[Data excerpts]
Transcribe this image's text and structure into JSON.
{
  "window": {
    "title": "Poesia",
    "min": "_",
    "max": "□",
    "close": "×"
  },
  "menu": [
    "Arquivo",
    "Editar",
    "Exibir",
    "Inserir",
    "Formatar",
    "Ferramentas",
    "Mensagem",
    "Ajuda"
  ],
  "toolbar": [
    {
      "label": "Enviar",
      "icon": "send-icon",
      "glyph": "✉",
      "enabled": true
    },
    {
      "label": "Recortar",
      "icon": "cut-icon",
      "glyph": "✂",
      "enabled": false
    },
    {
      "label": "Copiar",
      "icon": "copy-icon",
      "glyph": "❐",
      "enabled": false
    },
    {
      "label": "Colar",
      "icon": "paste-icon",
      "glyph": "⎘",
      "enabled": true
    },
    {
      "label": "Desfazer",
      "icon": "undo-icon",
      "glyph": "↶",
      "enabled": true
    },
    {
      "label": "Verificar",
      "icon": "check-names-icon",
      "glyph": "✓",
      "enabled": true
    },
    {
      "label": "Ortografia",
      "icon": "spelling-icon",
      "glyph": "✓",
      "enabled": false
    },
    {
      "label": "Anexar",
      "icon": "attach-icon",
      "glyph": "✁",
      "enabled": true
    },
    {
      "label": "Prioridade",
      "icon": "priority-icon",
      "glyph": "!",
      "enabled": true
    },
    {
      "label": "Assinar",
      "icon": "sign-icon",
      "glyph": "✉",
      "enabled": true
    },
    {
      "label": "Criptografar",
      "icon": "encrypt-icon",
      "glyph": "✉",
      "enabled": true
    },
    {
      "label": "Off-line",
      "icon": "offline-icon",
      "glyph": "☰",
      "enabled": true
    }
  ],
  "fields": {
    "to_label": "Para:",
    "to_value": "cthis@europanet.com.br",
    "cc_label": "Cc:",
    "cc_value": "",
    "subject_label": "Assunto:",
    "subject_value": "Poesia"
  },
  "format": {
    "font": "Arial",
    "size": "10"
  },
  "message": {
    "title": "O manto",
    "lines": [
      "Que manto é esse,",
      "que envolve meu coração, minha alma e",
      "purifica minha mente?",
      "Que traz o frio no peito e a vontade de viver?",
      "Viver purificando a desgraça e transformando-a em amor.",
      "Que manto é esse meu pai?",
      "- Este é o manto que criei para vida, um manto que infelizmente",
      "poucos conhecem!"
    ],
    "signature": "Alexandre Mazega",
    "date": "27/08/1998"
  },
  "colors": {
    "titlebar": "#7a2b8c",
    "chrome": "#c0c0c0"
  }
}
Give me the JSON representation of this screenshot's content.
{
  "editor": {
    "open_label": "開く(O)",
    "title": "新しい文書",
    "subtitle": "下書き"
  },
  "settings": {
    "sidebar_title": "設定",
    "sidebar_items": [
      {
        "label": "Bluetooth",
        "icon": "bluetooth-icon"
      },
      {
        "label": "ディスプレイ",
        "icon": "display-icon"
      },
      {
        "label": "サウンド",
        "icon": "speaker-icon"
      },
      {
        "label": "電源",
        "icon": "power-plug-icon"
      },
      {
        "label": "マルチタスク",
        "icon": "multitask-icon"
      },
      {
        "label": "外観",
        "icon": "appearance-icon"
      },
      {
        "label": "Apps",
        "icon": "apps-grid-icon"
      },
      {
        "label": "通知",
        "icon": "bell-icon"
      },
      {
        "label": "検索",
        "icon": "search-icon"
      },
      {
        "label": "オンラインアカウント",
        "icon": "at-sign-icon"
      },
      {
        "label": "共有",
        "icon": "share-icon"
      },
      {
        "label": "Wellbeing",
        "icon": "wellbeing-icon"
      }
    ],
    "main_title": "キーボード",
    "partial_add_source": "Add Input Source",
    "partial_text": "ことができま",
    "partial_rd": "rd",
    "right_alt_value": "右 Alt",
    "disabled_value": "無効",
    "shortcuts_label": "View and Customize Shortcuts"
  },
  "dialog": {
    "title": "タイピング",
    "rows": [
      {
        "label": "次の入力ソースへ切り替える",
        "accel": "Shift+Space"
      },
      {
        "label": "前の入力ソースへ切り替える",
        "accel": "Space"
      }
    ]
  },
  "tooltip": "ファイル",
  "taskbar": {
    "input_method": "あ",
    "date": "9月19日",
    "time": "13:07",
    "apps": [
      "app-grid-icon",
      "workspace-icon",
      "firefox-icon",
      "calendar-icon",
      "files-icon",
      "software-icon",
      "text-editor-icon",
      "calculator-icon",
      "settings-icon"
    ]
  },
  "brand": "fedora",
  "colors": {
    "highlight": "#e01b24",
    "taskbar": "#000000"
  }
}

--

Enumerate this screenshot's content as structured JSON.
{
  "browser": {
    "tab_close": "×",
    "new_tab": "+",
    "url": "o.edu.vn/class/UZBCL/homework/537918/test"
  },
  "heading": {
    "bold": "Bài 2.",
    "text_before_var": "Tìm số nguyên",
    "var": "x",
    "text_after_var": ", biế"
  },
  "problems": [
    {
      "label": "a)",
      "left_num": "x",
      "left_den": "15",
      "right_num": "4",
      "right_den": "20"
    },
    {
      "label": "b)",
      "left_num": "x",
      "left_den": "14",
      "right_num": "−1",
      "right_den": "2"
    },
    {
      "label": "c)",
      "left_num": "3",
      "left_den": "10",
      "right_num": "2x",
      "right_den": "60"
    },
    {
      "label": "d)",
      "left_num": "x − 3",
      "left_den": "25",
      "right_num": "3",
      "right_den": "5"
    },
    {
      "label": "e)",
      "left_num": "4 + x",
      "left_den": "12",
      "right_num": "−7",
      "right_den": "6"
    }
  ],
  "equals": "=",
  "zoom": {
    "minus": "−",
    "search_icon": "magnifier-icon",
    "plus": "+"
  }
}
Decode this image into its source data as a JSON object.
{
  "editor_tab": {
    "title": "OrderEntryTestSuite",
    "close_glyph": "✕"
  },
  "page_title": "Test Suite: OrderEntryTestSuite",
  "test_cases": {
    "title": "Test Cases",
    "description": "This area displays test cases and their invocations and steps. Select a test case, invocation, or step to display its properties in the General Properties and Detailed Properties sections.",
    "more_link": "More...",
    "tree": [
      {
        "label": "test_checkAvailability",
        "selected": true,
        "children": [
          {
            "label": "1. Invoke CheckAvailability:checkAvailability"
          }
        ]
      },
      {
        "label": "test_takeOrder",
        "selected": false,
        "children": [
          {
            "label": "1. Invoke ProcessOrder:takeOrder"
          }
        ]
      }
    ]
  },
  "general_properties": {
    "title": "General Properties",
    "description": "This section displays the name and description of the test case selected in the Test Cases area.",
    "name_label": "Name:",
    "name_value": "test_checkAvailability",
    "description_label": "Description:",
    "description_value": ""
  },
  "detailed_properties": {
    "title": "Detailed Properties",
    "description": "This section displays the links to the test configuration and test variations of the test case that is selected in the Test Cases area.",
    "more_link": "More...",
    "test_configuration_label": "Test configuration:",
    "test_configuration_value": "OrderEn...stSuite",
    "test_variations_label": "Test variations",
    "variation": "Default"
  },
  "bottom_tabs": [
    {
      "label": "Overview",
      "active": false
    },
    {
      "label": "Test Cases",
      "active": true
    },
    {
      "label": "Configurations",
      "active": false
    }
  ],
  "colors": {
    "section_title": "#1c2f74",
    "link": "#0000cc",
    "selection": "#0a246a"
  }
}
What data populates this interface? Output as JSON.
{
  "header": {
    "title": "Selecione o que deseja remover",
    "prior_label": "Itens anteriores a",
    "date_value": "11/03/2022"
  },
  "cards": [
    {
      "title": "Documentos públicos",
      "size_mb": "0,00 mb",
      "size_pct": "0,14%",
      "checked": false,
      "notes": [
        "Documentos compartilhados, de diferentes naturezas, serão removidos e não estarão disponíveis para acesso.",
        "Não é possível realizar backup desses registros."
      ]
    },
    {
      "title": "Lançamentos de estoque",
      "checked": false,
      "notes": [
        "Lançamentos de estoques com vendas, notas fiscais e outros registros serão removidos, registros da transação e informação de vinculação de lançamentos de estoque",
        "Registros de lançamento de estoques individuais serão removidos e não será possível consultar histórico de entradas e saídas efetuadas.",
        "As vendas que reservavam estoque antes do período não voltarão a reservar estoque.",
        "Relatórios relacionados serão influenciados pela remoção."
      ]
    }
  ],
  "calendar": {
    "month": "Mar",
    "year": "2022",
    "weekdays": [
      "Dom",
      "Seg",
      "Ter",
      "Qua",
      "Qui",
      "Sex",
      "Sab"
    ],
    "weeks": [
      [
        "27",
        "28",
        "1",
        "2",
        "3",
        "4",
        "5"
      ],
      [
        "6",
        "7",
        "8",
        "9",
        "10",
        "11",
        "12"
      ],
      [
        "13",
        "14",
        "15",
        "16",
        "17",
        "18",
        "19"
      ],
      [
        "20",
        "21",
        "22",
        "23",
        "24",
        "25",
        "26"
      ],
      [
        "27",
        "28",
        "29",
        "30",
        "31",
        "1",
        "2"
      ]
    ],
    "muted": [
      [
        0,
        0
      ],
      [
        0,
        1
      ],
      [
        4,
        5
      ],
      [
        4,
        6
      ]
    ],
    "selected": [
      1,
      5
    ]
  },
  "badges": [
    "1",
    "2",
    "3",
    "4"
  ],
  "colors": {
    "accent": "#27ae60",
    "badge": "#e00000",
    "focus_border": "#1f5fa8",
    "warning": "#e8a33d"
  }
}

Aim of the task: In the entries above, find each line with the string "JSON" and copy it.

Result:
Transcribe this image's text and structure into JSON.
Give me the JSON representation of this screenshot's content.
Enumerate this screenshot's content as structured JSON.
Decode this image into its source data as a JSON object.
What data populates this interface? Output as JSON.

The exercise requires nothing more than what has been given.